* Begin *

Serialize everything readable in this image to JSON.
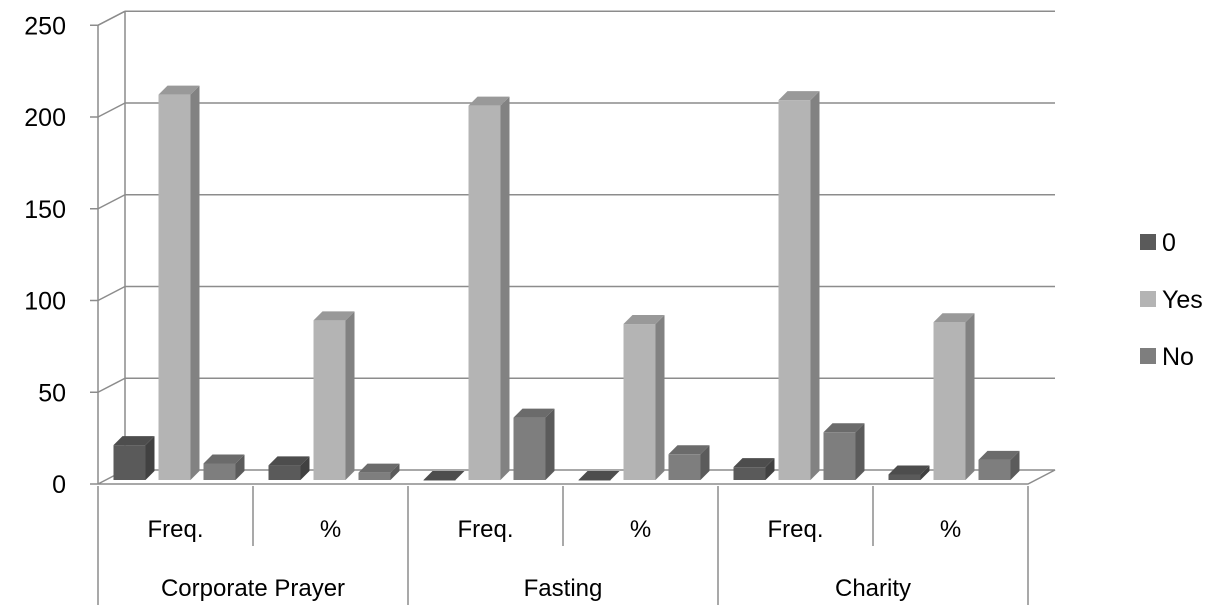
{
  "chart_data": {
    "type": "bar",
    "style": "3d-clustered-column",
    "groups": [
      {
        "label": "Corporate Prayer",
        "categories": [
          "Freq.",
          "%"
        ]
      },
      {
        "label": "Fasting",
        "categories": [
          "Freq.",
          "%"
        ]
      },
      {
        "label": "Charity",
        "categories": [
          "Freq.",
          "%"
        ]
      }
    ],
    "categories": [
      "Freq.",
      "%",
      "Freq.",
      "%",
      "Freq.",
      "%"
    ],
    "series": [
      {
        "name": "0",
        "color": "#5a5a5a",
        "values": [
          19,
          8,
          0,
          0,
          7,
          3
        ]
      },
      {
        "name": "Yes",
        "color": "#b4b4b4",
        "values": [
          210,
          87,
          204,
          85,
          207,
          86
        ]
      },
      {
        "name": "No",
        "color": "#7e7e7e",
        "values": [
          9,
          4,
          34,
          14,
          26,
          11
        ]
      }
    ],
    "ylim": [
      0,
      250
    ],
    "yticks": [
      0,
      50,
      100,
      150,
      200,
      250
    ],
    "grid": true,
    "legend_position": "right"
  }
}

* End *
* Begin *

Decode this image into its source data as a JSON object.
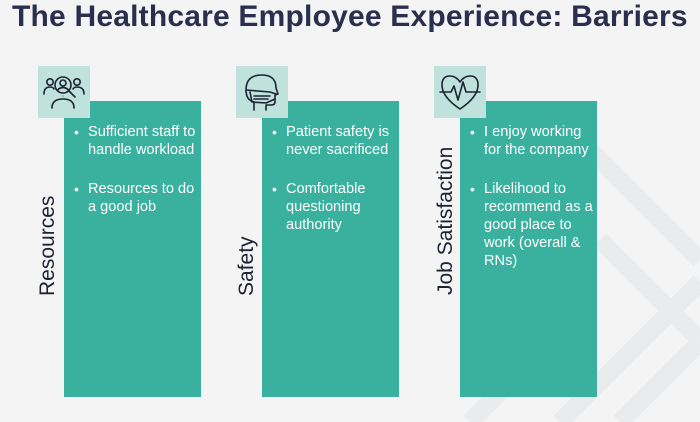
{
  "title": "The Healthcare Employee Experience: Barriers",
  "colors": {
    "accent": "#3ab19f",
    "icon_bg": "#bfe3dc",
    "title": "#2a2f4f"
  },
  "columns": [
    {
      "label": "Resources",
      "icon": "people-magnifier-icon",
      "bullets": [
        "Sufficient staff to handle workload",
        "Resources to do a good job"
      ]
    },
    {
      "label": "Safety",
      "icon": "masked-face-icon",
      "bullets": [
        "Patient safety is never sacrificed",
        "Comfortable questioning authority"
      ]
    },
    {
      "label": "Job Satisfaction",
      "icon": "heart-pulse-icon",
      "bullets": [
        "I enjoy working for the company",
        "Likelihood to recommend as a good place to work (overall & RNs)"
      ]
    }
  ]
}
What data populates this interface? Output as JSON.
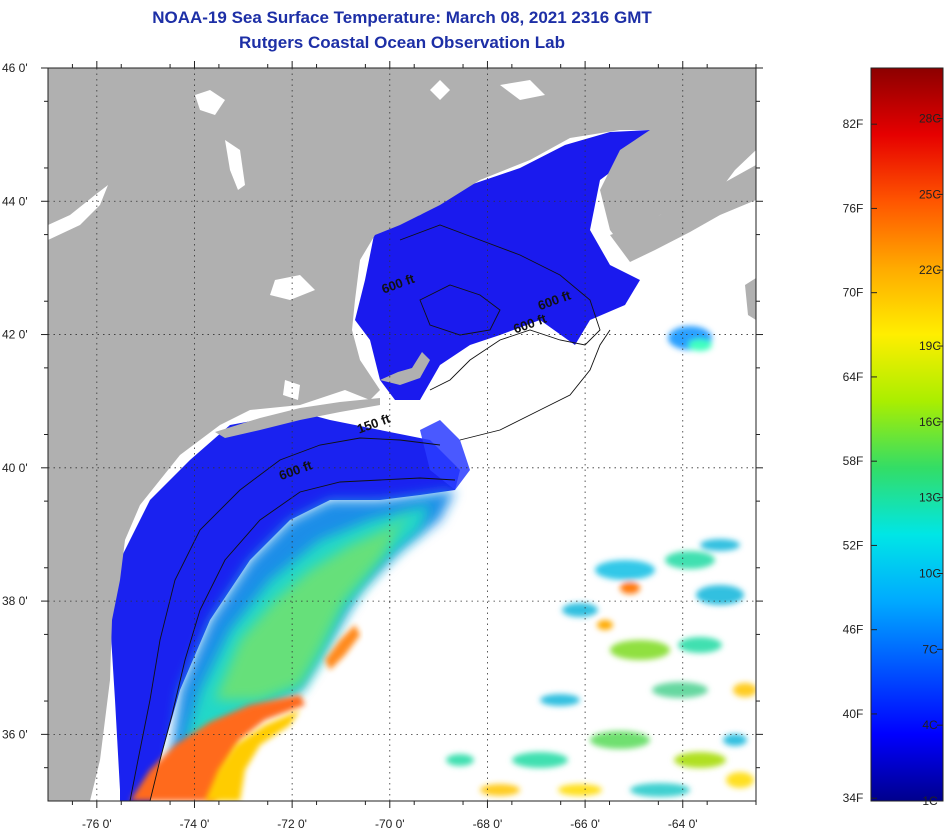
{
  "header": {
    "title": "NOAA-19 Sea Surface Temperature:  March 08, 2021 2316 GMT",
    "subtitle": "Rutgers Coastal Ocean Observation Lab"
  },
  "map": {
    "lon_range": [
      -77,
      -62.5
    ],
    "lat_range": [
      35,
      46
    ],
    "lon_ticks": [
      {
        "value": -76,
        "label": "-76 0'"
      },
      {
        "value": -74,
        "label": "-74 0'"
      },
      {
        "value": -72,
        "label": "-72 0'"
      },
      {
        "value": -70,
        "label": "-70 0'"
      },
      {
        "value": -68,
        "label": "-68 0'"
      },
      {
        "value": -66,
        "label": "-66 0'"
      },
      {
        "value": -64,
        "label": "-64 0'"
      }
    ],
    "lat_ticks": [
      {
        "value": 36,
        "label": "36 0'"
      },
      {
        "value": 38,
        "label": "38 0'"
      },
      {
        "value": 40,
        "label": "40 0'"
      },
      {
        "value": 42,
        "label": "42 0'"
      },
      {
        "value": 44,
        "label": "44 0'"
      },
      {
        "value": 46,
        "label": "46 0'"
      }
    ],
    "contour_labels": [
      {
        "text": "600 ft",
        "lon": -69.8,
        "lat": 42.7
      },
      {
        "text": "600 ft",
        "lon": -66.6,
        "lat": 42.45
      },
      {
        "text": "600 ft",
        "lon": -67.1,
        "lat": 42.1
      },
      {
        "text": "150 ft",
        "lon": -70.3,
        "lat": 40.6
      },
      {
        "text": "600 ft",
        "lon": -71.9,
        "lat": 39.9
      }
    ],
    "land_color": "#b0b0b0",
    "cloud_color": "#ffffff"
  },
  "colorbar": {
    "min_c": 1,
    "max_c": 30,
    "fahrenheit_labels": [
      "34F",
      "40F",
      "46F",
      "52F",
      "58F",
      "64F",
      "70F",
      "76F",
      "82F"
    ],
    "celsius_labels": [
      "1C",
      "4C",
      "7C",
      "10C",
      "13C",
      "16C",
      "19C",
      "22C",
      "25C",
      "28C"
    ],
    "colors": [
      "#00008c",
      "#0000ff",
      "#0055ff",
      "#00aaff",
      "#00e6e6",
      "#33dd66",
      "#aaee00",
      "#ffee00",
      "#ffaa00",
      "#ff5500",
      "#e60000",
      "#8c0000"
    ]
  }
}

* End *
* Begin *

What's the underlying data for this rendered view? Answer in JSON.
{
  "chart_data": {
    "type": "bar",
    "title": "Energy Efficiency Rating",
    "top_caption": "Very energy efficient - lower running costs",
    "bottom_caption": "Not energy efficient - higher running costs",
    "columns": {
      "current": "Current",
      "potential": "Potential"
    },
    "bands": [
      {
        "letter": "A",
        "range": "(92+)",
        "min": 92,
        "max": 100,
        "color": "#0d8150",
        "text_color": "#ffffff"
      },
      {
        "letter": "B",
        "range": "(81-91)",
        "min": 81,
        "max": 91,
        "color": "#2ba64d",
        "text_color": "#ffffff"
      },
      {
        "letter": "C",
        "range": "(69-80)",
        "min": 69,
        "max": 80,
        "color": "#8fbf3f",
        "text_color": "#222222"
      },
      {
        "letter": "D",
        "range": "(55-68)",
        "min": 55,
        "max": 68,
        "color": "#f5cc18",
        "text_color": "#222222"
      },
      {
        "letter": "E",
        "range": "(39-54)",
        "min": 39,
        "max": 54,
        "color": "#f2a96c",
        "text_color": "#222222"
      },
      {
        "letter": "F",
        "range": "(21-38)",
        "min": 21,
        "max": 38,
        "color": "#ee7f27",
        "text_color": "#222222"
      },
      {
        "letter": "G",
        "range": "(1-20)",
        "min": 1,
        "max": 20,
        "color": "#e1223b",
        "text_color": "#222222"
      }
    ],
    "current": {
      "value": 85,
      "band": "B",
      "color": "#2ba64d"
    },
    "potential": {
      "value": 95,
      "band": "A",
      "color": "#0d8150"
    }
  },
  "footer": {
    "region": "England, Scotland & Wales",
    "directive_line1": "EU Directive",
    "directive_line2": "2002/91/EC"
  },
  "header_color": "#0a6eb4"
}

* End *

## TASK DIRECTIONS
Which lines hold the word "this"? Copy each of them from the records.

## CORRECT RESPONSE
Serialize everything readable in this image to JSON.
Decode this image into its source data as a JSON object.
What data populates this interface? Output as JSON.
What's the underlying data for this rendered view? Answer in JSON.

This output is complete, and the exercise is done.